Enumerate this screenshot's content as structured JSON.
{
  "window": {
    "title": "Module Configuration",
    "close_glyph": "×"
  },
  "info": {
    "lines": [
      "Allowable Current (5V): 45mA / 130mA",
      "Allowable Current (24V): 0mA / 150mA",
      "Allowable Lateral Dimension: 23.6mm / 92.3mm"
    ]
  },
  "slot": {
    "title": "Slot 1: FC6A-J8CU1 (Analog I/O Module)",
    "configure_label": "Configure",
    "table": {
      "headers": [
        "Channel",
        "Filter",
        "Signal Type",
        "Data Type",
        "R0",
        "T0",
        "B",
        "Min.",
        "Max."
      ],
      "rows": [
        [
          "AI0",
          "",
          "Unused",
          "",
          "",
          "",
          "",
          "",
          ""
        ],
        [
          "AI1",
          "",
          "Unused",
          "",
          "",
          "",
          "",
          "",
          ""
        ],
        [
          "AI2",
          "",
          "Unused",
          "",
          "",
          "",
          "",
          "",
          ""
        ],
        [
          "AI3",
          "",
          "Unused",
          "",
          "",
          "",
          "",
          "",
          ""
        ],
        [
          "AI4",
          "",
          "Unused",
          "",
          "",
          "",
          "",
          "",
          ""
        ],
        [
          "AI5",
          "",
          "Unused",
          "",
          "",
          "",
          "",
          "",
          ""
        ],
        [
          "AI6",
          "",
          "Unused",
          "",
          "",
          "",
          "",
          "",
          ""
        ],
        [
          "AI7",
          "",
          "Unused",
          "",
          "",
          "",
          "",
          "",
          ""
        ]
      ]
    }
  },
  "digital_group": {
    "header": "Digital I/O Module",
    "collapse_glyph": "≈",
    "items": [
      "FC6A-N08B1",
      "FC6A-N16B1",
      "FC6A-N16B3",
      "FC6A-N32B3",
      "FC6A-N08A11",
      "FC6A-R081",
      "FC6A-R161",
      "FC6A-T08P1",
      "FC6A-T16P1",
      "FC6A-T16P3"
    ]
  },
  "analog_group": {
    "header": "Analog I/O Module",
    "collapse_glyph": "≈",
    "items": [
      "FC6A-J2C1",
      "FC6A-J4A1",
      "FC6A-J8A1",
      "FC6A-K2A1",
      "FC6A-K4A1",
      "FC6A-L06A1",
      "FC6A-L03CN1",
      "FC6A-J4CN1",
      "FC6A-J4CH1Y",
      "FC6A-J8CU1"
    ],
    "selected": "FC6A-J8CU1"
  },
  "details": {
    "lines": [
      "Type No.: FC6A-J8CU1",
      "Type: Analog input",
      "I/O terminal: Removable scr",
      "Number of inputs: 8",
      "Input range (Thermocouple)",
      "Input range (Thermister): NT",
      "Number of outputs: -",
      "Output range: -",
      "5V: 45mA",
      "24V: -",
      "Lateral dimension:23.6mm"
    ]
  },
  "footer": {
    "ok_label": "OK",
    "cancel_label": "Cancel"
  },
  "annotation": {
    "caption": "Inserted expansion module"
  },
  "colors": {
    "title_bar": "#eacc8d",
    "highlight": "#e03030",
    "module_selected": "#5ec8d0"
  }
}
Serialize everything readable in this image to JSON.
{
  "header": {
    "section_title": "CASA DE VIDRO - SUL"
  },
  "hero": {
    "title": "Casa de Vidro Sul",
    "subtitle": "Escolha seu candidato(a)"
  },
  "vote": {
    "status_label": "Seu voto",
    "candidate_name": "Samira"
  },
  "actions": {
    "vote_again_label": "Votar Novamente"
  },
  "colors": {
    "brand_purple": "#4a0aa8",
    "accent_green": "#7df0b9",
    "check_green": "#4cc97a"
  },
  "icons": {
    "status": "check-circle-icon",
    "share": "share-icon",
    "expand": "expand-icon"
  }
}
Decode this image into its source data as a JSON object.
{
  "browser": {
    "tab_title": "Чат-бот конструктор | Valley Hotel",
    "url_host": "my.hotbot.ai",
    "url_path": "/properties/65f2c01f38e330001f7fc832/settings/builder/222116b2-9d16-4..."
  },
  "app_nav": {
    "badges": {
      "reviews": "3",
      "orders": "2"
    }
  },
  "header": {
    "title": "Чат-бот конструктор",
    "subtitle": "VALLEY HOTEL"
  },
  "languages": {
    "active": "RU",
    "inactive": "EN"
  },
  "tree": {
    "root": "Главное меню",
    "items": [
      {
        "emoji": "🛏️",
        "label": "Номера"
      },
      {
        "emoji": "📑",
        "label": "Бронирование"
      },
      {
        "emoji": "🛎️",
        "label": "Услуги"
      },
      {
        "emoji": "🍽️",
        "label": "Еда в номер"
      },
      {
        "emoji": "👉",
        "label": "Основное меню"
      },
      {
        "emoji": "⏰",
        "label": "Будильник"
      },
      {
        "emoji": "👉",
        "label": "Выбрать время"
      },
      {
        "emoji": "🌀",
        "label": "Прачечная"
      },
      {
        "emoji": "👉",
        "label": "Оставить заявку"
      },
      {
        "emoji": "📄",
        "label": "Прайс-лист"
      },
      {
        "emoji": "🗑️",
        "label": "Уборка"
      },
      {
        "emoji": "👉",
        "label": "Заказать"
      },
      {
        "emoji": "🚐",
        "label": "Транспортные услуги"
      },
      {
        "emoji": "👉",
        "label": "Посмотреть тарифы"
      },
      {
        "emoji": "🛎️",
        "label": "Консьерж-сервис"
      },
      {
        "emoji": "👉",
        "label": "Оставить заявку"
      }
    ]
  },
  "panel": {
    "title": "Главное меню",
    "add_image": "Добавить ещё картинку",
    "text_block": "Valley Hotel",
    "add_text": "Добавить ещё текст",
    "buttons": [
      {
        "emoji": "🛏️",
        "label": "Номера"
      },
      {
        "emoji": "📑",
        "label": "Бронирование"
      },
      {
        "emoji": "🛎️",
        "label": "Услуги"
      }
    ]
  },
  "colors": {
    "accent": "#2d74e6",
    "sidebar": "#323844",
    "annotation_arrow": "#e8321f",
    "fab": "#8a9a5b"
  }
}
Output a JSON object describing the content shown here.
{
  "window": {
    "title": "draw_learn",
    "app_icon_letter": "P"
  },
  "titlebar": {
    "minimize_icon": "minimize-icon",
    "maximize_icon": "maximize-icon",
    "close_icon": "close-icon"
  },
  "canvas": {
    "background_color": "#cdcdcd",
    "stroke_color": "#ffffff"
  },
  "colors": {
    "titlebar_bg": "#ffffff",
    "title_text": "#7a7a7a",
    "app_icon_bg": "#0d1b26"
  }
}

*Given problem*. Where a line above holds the string "JSON", show that line.

*Exercise response*.
Enumerate this screenshot's content as structured JSON.
Serialize everything readable in this image to JSON.
Decode this image into its source data as a JSON object.
Output a JSON object describing the content shown here.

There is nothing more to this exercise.